##### Excerpted records #####
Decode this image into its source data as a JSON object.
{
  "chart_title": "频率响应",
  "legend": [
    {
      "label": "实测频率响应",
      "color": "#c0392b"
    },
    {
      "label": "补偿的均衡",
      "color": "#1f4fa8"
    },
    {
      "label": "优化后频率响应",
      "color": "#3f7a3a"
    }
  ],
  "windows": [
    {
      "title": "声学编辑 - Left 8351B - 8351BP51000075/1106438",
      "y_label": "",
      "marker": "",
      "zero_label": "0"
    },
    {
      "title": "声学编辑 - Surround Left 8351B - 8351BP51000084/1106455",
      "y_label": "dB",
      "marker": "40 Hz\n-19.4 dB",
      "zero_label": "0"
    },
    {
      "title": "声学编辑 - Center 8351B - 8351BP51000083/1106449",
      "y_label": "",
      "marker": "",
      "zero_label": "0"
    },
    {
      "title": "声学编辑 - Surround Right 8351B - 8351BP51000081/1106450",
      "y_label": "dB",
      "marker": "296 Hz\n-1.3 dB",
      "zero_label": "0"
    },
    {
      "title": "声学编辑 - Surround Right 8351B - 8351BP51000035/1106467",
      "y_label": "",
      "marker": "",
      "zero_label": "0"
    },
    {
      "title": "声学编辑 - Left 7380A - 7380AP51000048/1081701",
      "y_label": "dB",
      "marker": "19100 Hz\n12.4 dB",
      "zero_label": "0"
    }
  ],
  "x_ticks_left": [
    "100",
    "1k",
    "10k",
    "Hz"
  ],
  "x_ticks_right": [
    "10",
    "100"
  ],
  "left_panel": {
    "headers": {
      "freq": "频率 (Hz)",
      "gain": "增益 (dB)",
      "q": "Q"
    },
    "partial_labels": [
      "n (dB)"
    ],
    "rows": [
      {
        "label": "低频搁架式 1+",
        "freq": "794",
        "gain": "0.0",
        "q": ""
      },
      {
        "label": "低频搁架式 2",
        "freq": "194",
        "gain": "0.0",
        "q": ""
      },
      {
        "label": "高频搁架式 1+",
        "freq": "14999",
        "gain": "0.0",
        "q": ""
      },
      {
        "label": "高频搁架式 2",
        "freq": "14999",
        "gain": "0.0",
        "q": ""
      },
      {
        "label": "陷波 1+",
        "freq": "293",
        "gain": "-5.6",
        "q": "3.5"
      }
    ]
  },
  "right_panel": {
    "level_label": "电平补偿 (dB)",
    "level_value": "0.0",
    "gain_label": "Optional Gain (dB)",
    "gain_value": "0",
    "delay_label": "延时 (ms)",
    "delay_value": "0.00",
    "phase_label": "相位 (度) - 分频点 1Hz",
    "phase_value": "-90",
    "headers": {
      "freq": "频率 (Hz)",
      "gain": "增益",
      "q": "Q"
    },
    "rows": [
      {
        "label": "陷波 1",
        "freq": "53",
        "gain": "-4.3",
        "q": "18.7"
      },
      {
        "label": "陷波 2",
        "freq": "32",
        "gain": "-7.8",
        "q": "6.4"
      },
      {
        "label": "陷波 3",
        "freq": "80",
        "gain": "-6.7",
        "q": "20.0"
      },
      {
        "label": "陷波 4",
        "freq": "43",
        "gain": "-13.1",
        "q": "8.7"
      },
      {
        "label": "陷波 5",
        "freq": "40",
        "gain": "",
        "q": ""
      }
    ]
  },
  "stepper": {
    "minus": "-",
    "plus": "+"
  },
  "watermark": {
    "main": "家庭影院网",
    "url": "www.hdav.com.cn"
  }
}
#####
◆ What is needed
All of the entries above need to be reproduced exactly.

◆ Final result
Decode this image into its source data as a JSON object.
{
  "chart_title": "频率响应",
  "legend": [
    {
      "label": "实测频率响应",
      "color": "#c0392b"
    },
    {
      "label": "补偿的均衡",
      "color": "#1f4fa8"
    },
    {
      "label": "优化后频率响应",
      "color": "#3f7a3a"
    }
  ],
  "windows": [
    {
      "title": "声学编辑 - Left 8351B - 8351BP51000075/1106438",
      "y_label": "",
      "marker": "",
      "zero_label": "0"
    },
    {
      "title": "声学编辑 - Surround Left 8351B - 8351BP51000084/1106455",
      "y_label": "dB",
      "marker": "40 Hz\n-19.4 dB",
      "zero_label": "0"
    },
    {
      "title": "声学编辑 - Center 8351B - 8351BP51000083/1106449",
      "y_label": "",
      "marker": "",
      "zero_label": "0"
    },
    {
      "title": "声学编辑 - Surround Right 8351B - 8351BP51000081/1106450",
      "y_label": "dB",
      "marker": "296 Hz\n-1.3 dB",
      "zero_label": "0"
    },
    {
      "title": "声学编辑 - Surround Right 8351B - 8351BP51000035/1106467",
      "y_label": "",
      "marker": "",
      "zero_label": "0"
    },
    {
      "title": "声学编辑 - Left 7380A - 7380AP51000048/1081701",
      "y_label": "dB",
      "marker": "19100 Hz\n12.4 dB",
      "zero_label": "0"
    }
  ],
  "x_ticks_left": [
    "100",
    "1k",
    "10k",
    "Hz"
  ],
  "x_ticks_right": [
    "10",
    "100"
  ],
  "left_panel": {
    "headers": {
      "freq": "频率 (Hz)",
      "gain": "增益 (dB)",
      "q": "Q"
    },
    "partial_labels": [
      "n (dB)"
    ],
    "rows": [
      {
        "label": "低频搁架式 1+",
        "freq": "794",
        "gain": "0.0",
        "q": ""
      },
      {
        "label": "低频搁架式 2",
        "freq": "194",
        "gain": "0.0",
        "q": ""
      },
      {
        "label": "高频搁架式 1+",
        "freq": "14999",
        "gain": "0.0",
        "q": ""
      },
      {
        "label": "高频搁架式 2",
        "freq": "14999",
        "gain": "0.0",
        "q": ""
      },
      {
        "label": "陷波 1+",
        "freq": "293",
        "gain": "-5.6",
        "q": "3.5"
      }
    ]
  },
  "right_panel": {
    "level_label": "电平补偿 (dB)",
    "level_value": "0.0",
    "gain_label": "Optional Gain (dB)",
    "gain_value": "0",
    "delay_label": "延时 (ms)",
    "delay_value": "0.00",
    "phase_label": "相位 (度) - 分频点 1Hz",
    "phase_value": "-90",
    "headers": {
      "freq": "频率 (Hz)",
      "gain": "增益",
      "q": "Q"
    },
    "rows": [
      {
        "label": "陷波 1",
        "freq": "53",
        "gain": "-4.3",
        "q": "18.7"
      },
      {
        "label": "陷波 2",
        "freq": "32",
        "gain": "-7.8",
        "q": "6.4"
      },
      {
        "label": "陷波 3",
        "freq": "80",
        "gain": "-6.7",
        "q": "20.0"
      },
      {
        "label": "陷波 4",
        "freq": "43",
        "gain": "-13.1",
        "q": "8.7"
      },
      {
        "label": "陷波 5",
        "freq": "40",
        "gain": "",
        "q": ""
      }
    ]
  },
  "stepper": {
    "minus": "-",
    "plus": "+"
  },
  "watermark": {
    "main": "家庭影院网",
    "url": "www.hdav.com.cn"
  }
}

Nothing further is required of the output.